> PROBLEM STATEMENT
Write the records out again exactly, leaving no images in.

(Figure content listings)
-------------------------

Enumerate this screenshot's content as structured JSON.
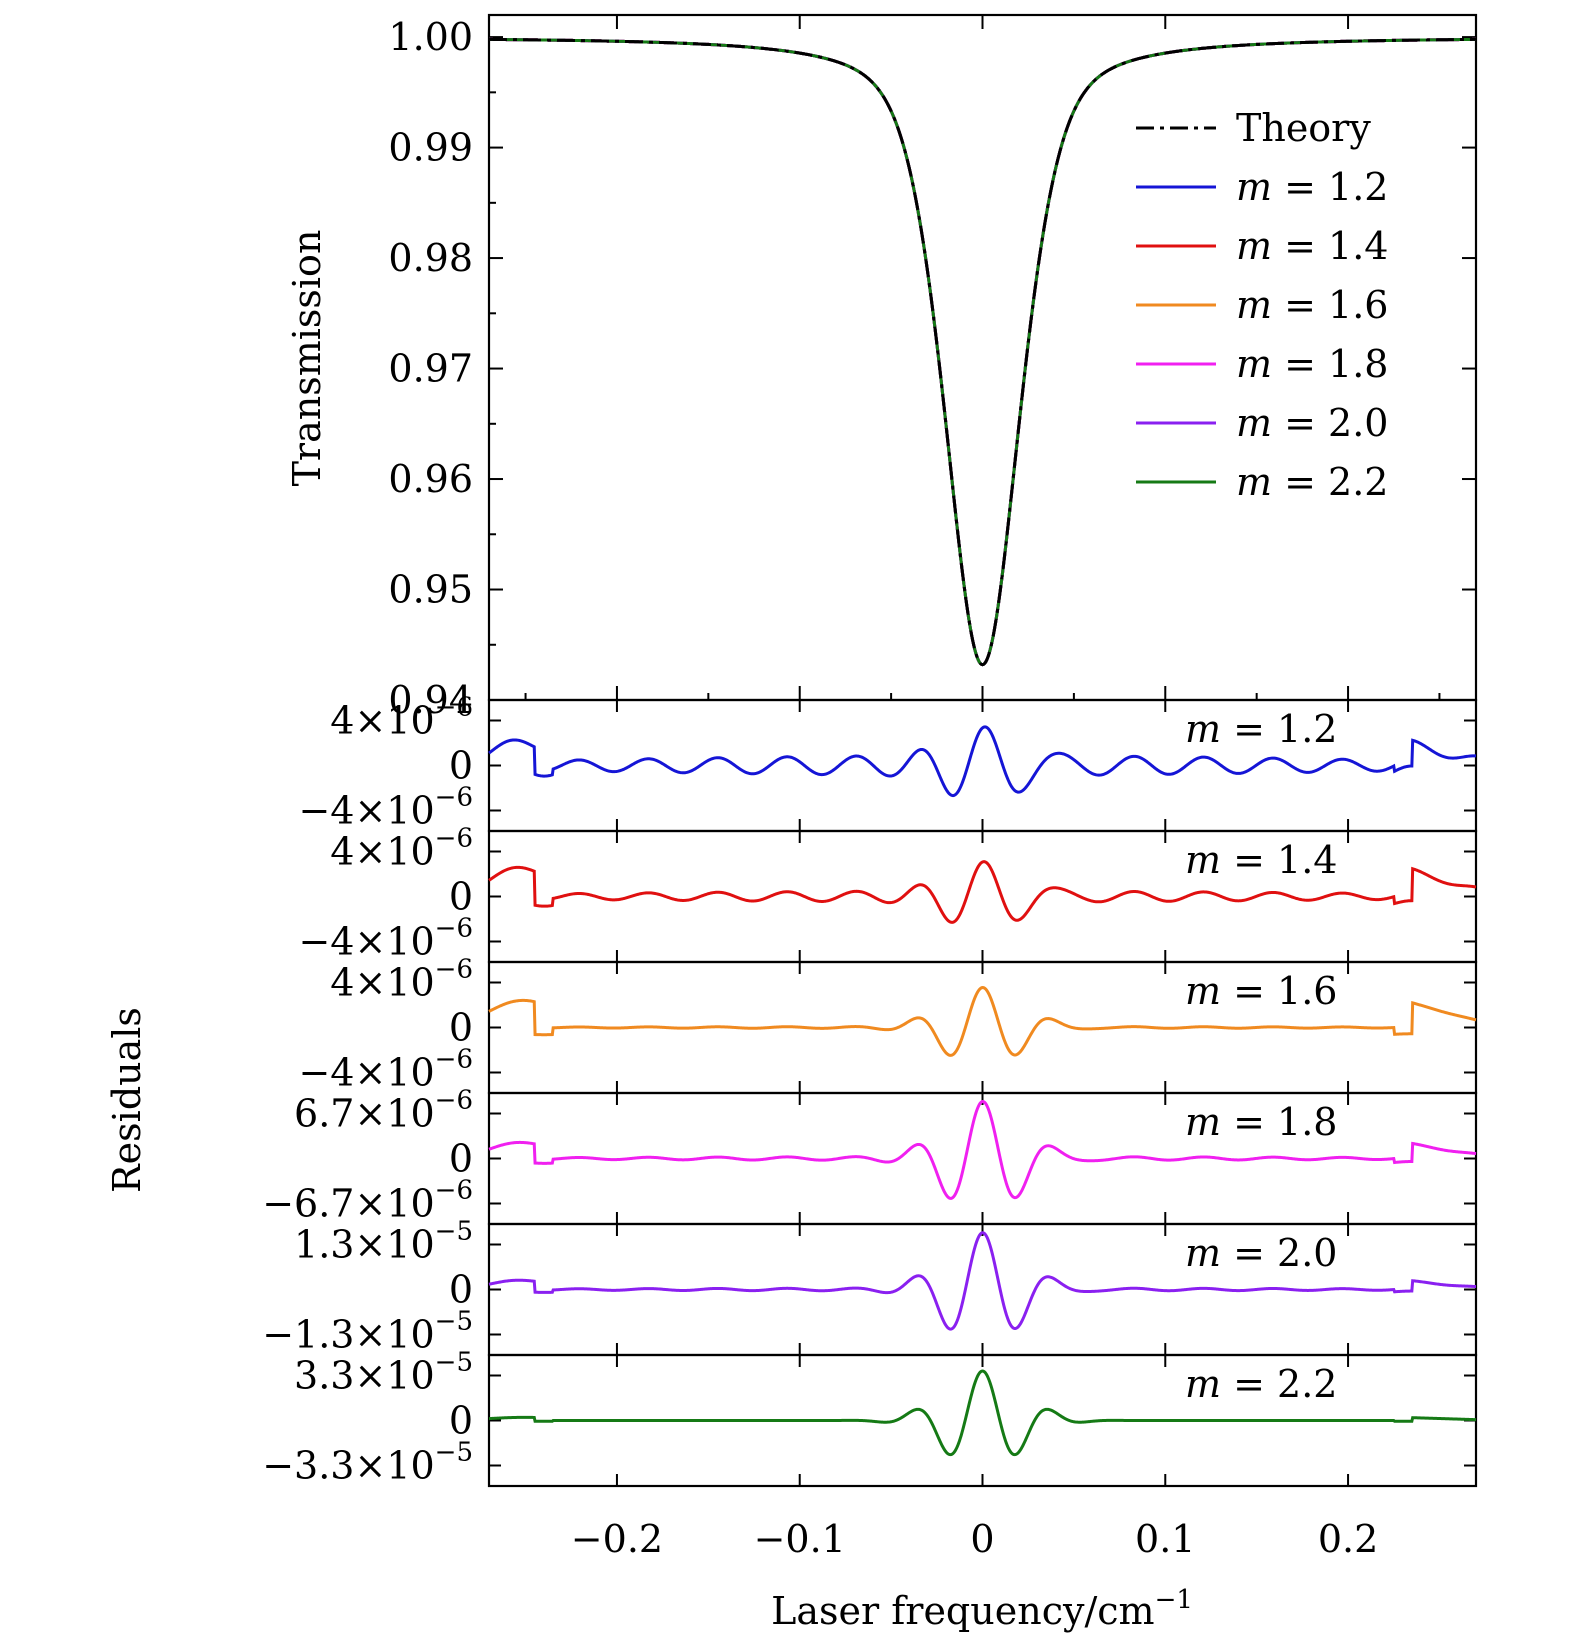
{
  "chart_data": [
    {
      "type": "line",
      "panel": "transmission",
      "ylabel": "Transmission",
      "xlabel": "Laser frequency/cm",
      "xlabel_sup": "−1",
      "xlim": [
        -0.27,
        0.27
      ],
      "ylim": [
        0.94,
        1.002
      ],
      "yticks": [
        "0.94",
        "0.95",
        "0.96",
        "0.97",
        "0.98",
        "0.99",
        "1.00"
      ],
      "ytick_values": [
        0.94,
        0.95,
        0.96,
        0.97,
        0.98,
        0.99,
        1.0
      ],
      "dip": {
        "center": 0,
        "min": 0.9432,
        "half_width_cm": 0.0245,
        "shape": "voigt-like"
      },
      "legend_position": "top-right",
      "legend": [
        {
          "prefix": "",
          "label": "Theory",
          "color": "#000000",
          "style": "dash-dot"
        },
        {
          "prefix": "m",
          "label": "= 1.2",
          "color": "#1515d6",
          "style": "solid"
        },
        {
          "prefix": "m",
          "label": "= 1.4",
          "color": "#e01010",
          "style": "solid"
        },
        {
          "prefix": "m",
          "label": "= 1.6",
          "color": "#f08a20",
          "style": "solid"
        },
        {
          "prefix": "m",
          "label": "= 1.8",
          "color": "#f020f0",
          "style": "solid"
        },
        {
          "prefix": "m",
          "label": "= 2.0",
          "color": "#8a20f0",
          "style": "solid"
        },
        {
          "prefix": "m",
          "label": "= 2.2",
          "color": "#157a15",
          "style": "solid"
        }
      ]
    },
    {
      "type": "line",
      "panel": "residuals",
      "ylabel": "Residuals",
      "xlim": [
        -0.27,
        0.27
      ],
      "xticks": [
        "−0.2",
        "−0.1",
        "0",
        "0.1",
        "0.2"
      ],
      "xtick_values": [
        -0.2,
        -0.1,
        0,
        0.1,
        0.2
      ],
      "subplots": [
        {
          "label_prefix": "m",
          "label": "= 1.2",
          "color": "#1515d6",
          "ytick_top": "4×10",
          "ytick_top_exp": "−6",
          "ytick_zero": "0",
          "ytick_bottom": "−4×10",
          "ytick_bottom_exp": "−6",
          "scale": 4e-06,
          "center_amp": 0.75,
          "osc_amp": 0.22,
          "edge_amp": 0.5
        },
        {
          "label_prefix": "m",
          "label": "= 1.4",
          "color": "#e01010",
          "ytick_top": "4×10",
          "ytick_top_exp": "−6",
          "ytick_zero": "0",
          "ytick_bottom": "−4×10",
          "ytick_bottom_exp": "−6",
          "scale": 4e-06,
          "center_amp": 0.72,
          "osc_amp": 0.12,
          "edge_amp": 0.62
        },
        {
          "label_prefix": "m",
          "label": "= 1.6",
          "color": "#f08a20",
          "ytick_top": "4×10",
          "ytick_top_exp": "−6",
          "ytick_zero": "0",
          "ytick_bottom": "−4×10",
          "ytick_bottom_exp": "−6",
          "scale": 4e-06,
          "center_amp": 0.88,
          "osc_amp": 0.02,
          "edge_amp": 0.6
        },
        {
          "label_prefix": "m",
          "label": "= 1.8",
          "color": "#f020f0",
          "ytick_top": "6.7×10",
          "ytick_top_exp": "−6",
          "ytick_zero": "0",
          "ytick_bottom": "−6.7×10",
          "ytick_bottom_exp": "−6",
          "scale": 6.7e-06,
          "center_amp": 1.25,
          "osc_amp": 0.04,
          "edge_amp": 0.35
        },
        {
          "label_prefix": "m",
          "label": "= 2.0",
          "color": "#8a20f0",
          "ytick_top": "1.3×10",
          "ytick_top_exp": "−5",
          "ytick_zero": "0",
          "ytick_bottom": "−1.3×10",
          "ytick_bottom_exp": "−5",
          "scale": 1.3e-05,
          "center_amp": 1.25,
          "osc_amp": 0.03,
          "edge_amp": 0.2
        },
        {
          "label_prefix": "m",
          "label": "= 2.2",
          "color": "#157a15",
          "ytick_top": "3.3×10",
          "ytick_top_exp": "−5",
          "ytick_zero": "0",
          "ytick_bottom": "−3.3×10",
          "ytick_bottom_exp": "−5",
          "scale": 3.3e-05,
          "center_amp": 1.1,
          "osc_amp": 0.0,
          "edge_amp": 0.07
        }
      ]
    }
  ]
}
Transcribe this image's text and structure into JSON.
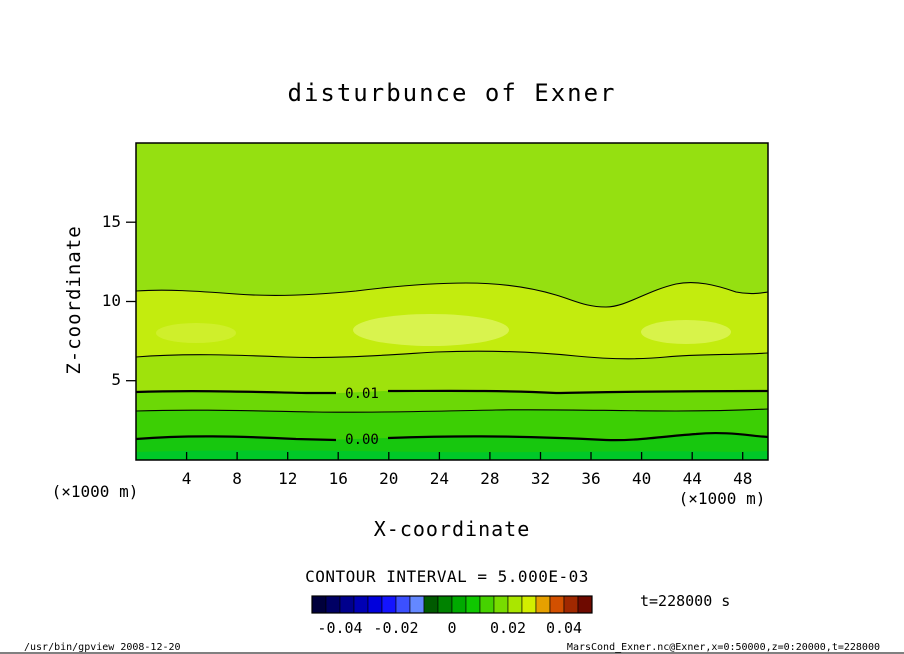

-------------------------

> ANSWER FOR THIS EXERCISE
Enumerate this screenshot's content as structured JSON.
{
  "chart_data": [
    {
      "type": "line",
      "panel": "transmission",
      "ylabel": "Transmission",
      "xlabel": "Laser frequency/cm",
      "xlabel_sup": "−1",
      "xlim": [
        -0.27,
        0.27
      ],
      "ylim": [
        0.94,
        1.002
      ],
      "yticks": [
        "0.94",
        "0.95",
        "0.96",
        "0.97",
        "0.98",
        "0.99",
        "1.00"
      ],
      "ytick_values": [
        0.94,
        0.95,
        0.96,
        0.97,
        0.98,
        0.99,
        1.0
      ],
      "dip": {
        "center": 0,
        "min": 0.9432,
        "half_width_cm": 0.0245,
        "shape": "voigt-like"
      },
      "legend_position": "top-right",
      "legend": [
        {
          "prefix": "",
          "label": "Theory",
          "color": "#000000",
          "style": "dash-dot"
        },
        {
          "prefix": "m",
          "label": "= 1.2",
          "color": "#1515d6",
          "style": "solid"
        },
        {
          "prefix": "m",
          "label": "= 1.4",
          "color": "#e01010",
          "style": "solid"
        },
        {
          "prefix": "m",
          "label": "= 1.6",
          "color": "#f08a20",
          "style": "solid"
        },
        {
          "prefix": "m",
          "label": "= 1.8",
          "color": "#f020f0",
          "style": "solid"
        },
        {
          "prefix": "m",
          "label": "= 2.0",
          "color": "#8a20f0",
          "style": "solid"
        },
        {
          "prefix": "m",
          "label": "= 2.2",
          "color": "#157a15",
          "style": "solid"
        }
      ]
    },
    {
      "type": "line",
      "panel": "residuals",
      "ylabel": "Residuals",
      "xlim": [
        -0.27,
        0.27
      ],
      "xticks": [
        "−0.2",
        "−0.1",
        "0",
        "0.1",
        "0.2"
      ],
      "xtick_values": [
        -0.2,
        -0.1,
        0,
        0.1,
        0.2
      ],
      "subplots": [
        {
          "label_prefix": "m",
          "label": "= 1.2",
          "color": "#1515d6",
          "ytick_top": "4×10",
          "ytick_top_exp": "−6",
          "ytick_zero": "0",
          "ytick_bottom": "−4×10",
          "ytick_bottom_exp": "−6",
          "scale": 4e-06,
          "center_amp": 0.75,
          "osc_amp": 0.22,
          "edge_amp": 0.5
        },
        {
          "label_prefix": "m",
          "label": "= 1.4",
          "color": "#e01010",
          "ytick_top": "4×10",
          "ytick_top_exp": "−6",
          "ytick_zero": "0",
          "ytick_bottom": "−4×10",
          "ytick_bottom_exp": "−6",
          "scale": 4e-06,
          "center_amp": 0.72,
          "osc_amp": 0.12,
          "edge_amp": 0.62
        },
        {
          "label_prefix": "m",
          "label": "= 1.6",
          "color": "#f08a20",
          "ytick_top": "4×10",
          "ytick_top_exp": "−6",
          "ytick_zero": "0",
          "ytick_bottom": "−4×10",
          "ytick_bottom_exp": "−6",
          "scale": 4e-06,
          "center_amp": 0.88,
          "osc_amp": 0.02,
          "edge_amp": 0.6
        },
        {
          "label_prefix": "m",
          "label": "= 1.8",
          "color": "#f020f0",
          "ytick_top": "6.7×10",
          "ytick_top_exp": "−6",
          "ytick_zero": "0",
          "ytick_bottom": "−6.7×10",
          "ytick_bottom_exp": "−6",
          "scale": 6.7e-06,
          "center_amp": 1.25,
          "osc_amp": 0.04,
          "edge_amp": 0.35
        },
        {
          "label_prefix": "m",
          "label": "= 2.0",
          "color": "#8a20f0",
          "ytick_top": "1.3×10",
          "ytick_top_exp": "−5",
          "ytick_zero": "0",
          "ytick_bottom": "−1.3×10",
          "ytick_bottom_exp": "−5",
          "scale": 1.3e-05,
          "center_amp": 1.25,
          "osc_amp": 0.03,
          "edge_amp": 0.2
        },
        {
          "label_prefix": "m",
          "label": "= 2.2",
          "color": "#157a15",
          "ytick_top": "3.3×10",
          "ytick_top_exp": "−5",
          "ytick_zero": "0",
          "ytick_bottom": "−3.3×10",
          "ytick_bottom_exp": "−5",
          "scale": 3.3e-05,
          "center_amp": 1.1,
          "osc_amp": 0.0,
          "edge_amp": 0.07
        }
      ]
    }
  ]
}
Transcribe this image's text and structure into JSON.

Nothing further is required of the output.